## What this task involves
Copy all of the material exactly. Pictures are not to appear in the copy.
- - - - - - -
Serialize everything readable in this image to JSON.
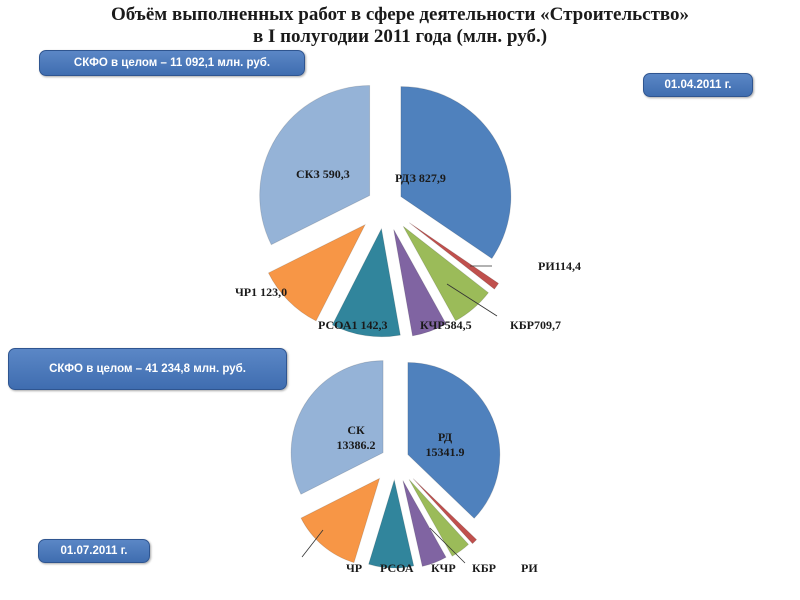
{
  "title": {
    "line1": "Объём выполненных работ в сфере деятельности «Строительство»",
    "line2": "в I полугодии 2011 года  (млн. руб.)"
  },
  "badges": {
    "total_q1": "СКФО в целом – 11 092,1 млн. руб.",
    "date_q1": "01.04.2011 г.",
    "total_h1": "СКФО в целом – 41 234,8 млн. руб.",
    "date_h1": "01.07.2011 г."
  },
  "colors": {
    "badge": "#4a78bb",
    "RD": "#4f81bd",
    "RI": "#c0504d",
    "KBR": "#9bbb59",
    "KCHR": "#8064a2",
    "RSOA": "#31859c",
    "CHR": "#f79646",
    "SK": "#95b3d7"
  },
  "chart_data": [
    {
      "type": "pie",
      "title": "01.04.2011 г.",
      "slices": [
        {
          "id": "RD",
          "label": "РДЗ 827,9",
          "value": 3827.9
        },
        {
          "id": "RI",
          "label": "РИ114,4",
          "value": 114.4
        },
        {
          "id": "KBR",
          "label": "КБР709,7",
          "value": 709.7
        },
        {
          "id": "KCHR",
          "label": "КЧР584,5",
          "value": 584.5
        },
        {
          "id": "RSOA",
          "label": "РСОА1 142,3",
          "value": 1142.3
        },
        {
          "id": "CHR",
          "label": "ЧР1 123,0",
          "value": 1123.0
        },
        {
          "id": "SK",
          "label": "СКЗ 590,3",
          "value": 3590.3
        }
      ]
    },
    {
      "type": "pie",
      "title": "01.07.2011 г.",
      "slices": [
        {
          "id": "RD",
          "label": "РД\n15341.9",
          "value": 15341.9
        },
        {
          "id": "RI",
          "label": "РИ",
          "value": 420
        },
        {
          "id": "KBR",
          "label": "КБР",
          "value": 1500
        },
        {
          "id": "KCHR",
          "label": "КЧР",
          "value": 1900
        },
        {
          "id": "RSOA",
          "label": "РСОА",
          "value": 3400
        },
        {
          "id": "CHR",
          "label": "ЧР",
          "value": 5300
        },
        {
          "id": "SK",
          "label": "СК\n13386.2",
          "value": 13386.2
        }
      ]
    }
  ]
}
- - - - - - -
## Reply to the exercise
Serialize everything readable in this image to JSON.
{
  "title": {
    "line1": "Объём выполненных работ в сфере деятельности «Строительство»",
    "line2": "в I полугодии 2011 года  (млн. руб.)"
  },
  "badges": {
    "total_q1": "СКФО в целом – 11 092,1 млн. руб.",
    "date_q1": "01.04.2011 г.",
    "total_h1": "СКФО в целом – 41 234,8 млн. руб.",
    "date_h1": "01.07.2011 г."
  },
  "colors": {
    "badge": "#4a78bb",
    "RD": "#4f81bd",
    "RI": "#c0504d",
    "KBR": "#9bbb59",
    "KCHR": "#8064a2",
    "RSOA": "#31859c",
    "CHR": "#f79646",
    "SK": "#95b3d7"
  },
  "chart_data": [
    {
      "type": "pie",
      "title": "01.04.2011 г.",
      "slices": [
        {
          "id": "RD",
          "label": "РДЗ 827,9",
          "value": 3827.9
        },
        {
          "id": "RI",
          "label": "РИ114,4",
          "value": 114.4
        },
        {
          "id": "KBR",
          "label": "КБР709,7",
          "value": 709.7
        },
        {
          "id": "KCHR",
          "label": "КЧР584,5",
          "value": 584.5
        },
        {
          "id": "RSOA",
          "label": "РСОА1 142,3",
          "value": 1142.3
        },
        {
          "id": "CHR",
          "label": "ЧР1 123,0",
          "value": 1123.0
        },
        {
          "id": "SK",
          "label": "СКЗ 590,3",
          "value": 3590.3
        }
      ]
    },
    {
      "type": "pie",
      "title": "01.07.2011 г.",
      "slices": [
        {
          "id": "RD",
          "label": "РД\n15341.9",
          "value": 15341.9
        },
        {
          "id": "RI",
          "label": "РИ",
          "value": 420
        },
        {
          "id": "KBR",
          "label": "КБР",
          "value": 1500
        },
        {
          "id": "KCHR",
          "label": "КЧР",
          "value": 1900
        },
        {
          "id": "RSOA",
          "label": "РСОА",
          "value": 3400
        },
        {
          "id": "CHR",
          "label": "ЧР",
          "value": 5300
        },
        {
          "id": "SK",
          "label": "СК\n13386.2",
          "value": 13386.2
        }
      ]
    }
  ]
}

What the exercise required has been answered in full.